(Dataset excerpt)
* * *

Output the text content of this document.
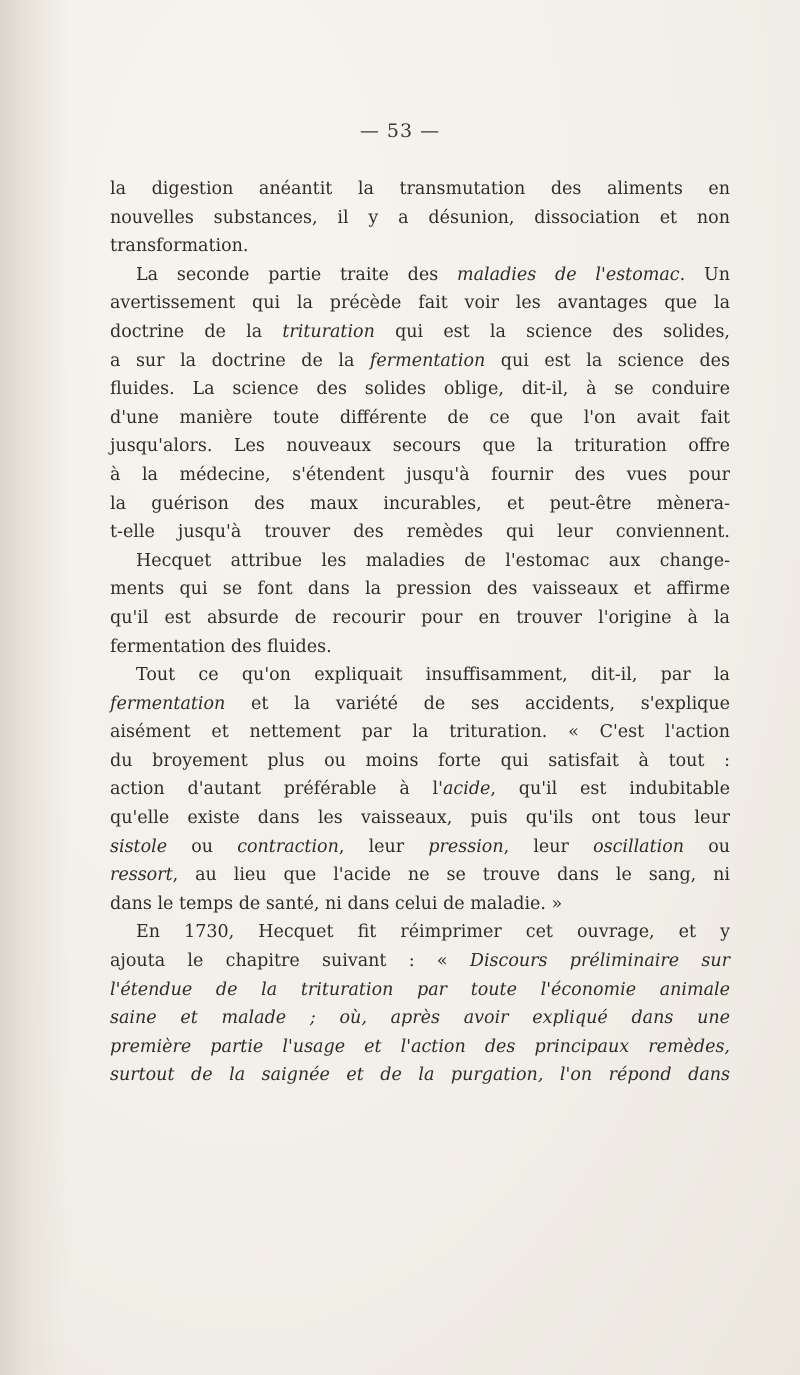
— 53 —
la digestion anéantit la transmutation des aliments en
nouvelles substances, il y a désunion, dissociation et non
transformation.
La seconde partie traite des maladies de l'estomac. Un
avertissement qui la précède fait voir les avantages que la
doctrine de la trituration qui est la science des solides,
a sur la doctrine de la fermentation qui est la science des
fluides. La science des solides oblige, dit-il, à se conduire
d'une manière toute différente de ce que l'on avait fait
jusqu'alors. Les nouveaux secours que la trituration offre
à la médecine, s'étendent jusqu'à fournir des vues pour
la guérison des maux incurables, et peut-être mènera-
t-elle jusqu'à trouver des remèdes qui leur conviennent.
Hecquet attribue les maladies de l'estomac aux change-
ments qui se font dans la pression des vaisseaux et affirme
qu'il est absurde de recourir pour en trouver l'origine à la
fermentation des fluides.
Tout ce qu'on expliquait insuffisamment, dit-il, par la
fermentation et la variété de ses accidents, s'explique
aisément et nettement par la trituration. « C'est l'action
du broyement plus ou moins forte qui satisfait à tout :
action d'autant préférable à l'acide, qu'il est indubitable
qu'elle existe dans les vaisseaux, puis qu'ils ont tous leur
sistole ou contraction, leur pression, leur oscillation ou
ressort, au lieu que l'acide ne se trouve dans le sang, ni
dans le temps de santé, ni dans celui de maladie. »
En 1730, Hecquet fit réimprimer cet ouvrage, et y
ajouta le chapitre suivant : « Discours préliminaire sur
l'étendue de la trituration par toute l'économie animale
saine et malade ; où, après avoir expliqué dans une
première partie l'usage et l'action des principaux remèdes,
surtout de la saignée et de la purgation, l'on répond dans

* * *

EXERCISE INSTRUCTIONS = Would you return the data exactly as written, without the pictures?

EXPECTED ANSWER =
Output the text content of this document.
— 53 —
la digestion anéantit la transmutation des aliments en
nouvelles substances, il y a désunion, dissociation et non
transformation.
La seconde partie traite des maladies de l'estomac. Un
avertissement qui la précède fait voir les avantages que la
doctrine de la trituration qui est la science des solides,
a sur la doctrine de la fermentation qui est la science des
fluides. La science des solides oblige, dit-il, à se conduire
d'une manière toute différente de ce que l'on avait fait
jusqu'alors. Les nouveaux secours que la trituration offre
à la médecine, s'étendent jusqu'à fournir des vues pour
la guérison des maux incurables, et peut-être mènera-
t-elle jusqu'à trouver des remèdes qui leur conviennent.
Hecquet attribue les maladies de l'estomac aux change-
ments qui se font dans la pression des vaisseaux et affirme
qu'il est absurde de recourir pour en trouver l'origine à la
fermentation des fluides.
Tout ce qu'on expliquait insuffisamment, dit-il, par la
fermentation et la variété de ses accidents, s'explique
aisément et nettement par la trituration. « C'est l'action
du broyement plus ou moins forte qui satisfait à tout :
action d'autant préférable à l'acide, qu'il est indubitable
qu'elle existe dans les vaisseaux, puis qu'ils ont tous leur
sistole ou contraction, leur pression, leur oscillation ou
ressort, au lieu que l'acide ne se trouve dans le sang, ni
dans le temps de santé, ni dans celui de maladie. »
En 1730, Hecquet fit réimprimer cet ouvrage, et y
ajouta le chapitre suivant : « Discours préliminaire sur
l'étendue de la trituration par toute l'économie animale
saine et malade ; où, après avoir expliqué dans une
première partie l'usage et l'action des principaux remèdes,
surtout de la saignée et de la purgation, l'on répond dans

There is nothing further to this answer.